▸ Record extracts:
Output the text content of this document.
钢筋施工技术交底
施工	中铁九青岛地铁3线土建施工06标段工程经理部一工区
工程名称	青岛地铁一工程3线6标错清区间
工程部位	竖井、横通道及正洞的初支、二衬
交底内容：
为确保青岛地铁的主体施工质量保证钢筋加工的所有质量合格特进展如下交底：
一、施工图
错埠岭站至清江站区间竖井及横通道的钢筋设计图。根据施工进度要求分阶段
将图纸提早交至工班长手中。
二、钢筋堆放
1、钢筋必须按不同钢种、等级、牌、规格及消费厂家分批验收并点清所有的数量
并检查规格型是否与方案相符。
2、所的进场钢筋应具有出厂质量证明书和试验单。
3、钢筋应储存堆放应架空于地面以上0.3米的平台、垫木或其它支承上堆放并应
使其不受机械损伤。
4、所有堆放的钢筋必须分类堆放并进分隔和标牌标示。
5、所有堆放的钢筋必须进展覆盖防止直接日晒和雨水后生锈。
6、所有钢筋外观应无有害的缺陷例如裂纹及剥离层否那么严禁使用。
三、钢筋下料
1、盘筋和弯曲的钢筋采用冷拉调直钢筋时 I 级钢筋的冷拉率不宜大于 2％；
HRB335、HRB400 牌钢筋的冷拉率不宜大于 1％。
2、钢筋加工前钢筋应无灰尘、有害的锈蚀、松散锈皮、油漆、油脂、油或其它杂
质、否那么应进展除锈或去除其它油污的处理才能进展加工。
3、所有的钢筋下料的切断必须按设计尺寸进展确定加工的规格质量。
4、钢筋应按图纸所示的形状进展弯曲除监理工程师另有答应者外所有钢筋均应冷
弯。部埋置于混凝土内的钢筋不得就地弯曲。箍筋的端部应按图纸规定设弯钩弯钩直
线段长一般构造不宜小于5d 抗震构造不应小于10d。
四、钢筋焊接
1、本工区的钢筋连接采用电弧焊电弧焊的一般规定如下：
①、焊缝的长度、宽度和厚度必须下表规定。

==

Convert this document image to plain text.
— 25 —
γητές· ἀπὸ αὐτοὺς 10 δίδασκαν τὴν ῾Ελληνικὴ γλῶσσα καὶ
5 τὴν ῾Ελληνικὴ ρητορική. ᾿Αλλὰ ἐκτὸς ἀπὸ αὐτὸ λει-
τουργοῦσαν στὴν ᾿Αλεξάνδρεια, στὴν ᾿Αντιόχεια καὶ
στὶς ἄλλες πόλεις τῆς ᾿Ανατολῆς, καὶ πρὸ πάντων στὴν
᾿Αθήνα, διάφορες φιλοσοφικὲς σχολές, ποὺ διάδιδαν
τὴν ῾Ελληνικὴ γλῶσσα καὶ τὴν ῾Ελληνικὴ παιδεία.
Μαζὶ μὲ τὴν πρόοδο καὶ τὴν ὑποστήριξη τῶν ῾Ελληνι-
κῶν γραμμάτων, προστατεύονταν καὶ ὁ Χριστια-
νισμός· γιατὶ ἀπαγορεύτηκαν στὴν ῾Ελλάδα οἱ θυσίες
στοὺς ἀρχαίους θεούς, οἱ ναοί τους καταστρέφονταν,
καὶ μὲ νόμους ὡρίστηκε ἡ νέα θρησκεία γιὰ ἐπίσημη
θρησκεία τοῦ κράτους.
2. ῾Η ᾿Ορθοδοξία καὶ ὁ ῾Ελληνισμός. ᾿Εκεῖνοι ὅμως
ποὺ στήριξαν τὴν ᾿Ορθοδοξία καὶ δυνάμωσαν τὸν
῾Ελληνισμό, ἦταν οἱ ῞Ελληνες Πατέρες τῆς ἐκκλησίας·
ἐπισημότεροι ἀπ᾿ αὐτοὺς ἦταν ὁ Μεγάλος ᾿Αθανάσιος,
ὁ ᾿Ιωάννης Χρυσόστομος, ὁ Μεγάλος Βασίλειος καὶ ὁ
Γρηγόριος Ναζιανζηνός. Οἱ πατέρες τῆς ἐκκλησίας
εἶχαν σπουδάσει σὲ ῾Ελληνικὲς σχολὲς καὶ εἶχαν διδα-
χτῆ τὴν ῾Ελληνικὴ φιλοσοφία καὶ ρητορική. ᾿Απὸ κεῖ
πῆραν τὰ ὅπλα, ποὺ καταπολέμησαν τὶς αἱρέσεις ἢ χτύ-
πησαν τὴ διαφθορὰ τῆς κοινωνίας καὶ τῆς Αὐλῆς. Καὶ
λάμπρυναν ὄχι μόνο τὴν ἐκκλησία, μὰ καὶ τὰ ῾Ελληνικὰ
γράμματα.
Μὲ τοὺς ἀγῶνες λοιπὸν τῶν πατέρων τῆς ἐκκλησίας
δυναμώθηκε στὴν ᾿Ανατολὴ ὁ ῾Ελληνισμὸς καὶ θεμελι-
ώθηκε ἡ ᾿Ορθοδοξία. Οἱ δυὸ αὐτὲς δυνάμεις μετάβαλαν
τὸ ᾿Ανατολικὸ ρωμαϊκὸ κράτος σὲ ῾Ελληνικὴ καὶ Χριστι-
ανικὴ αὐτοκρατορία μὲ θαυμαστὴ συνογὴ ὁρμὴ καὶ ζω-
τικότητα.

▸ To do: Collect each line above holding the string "text".

▸ Task output:
Output the text content of this document.
Convert this document image to plain text.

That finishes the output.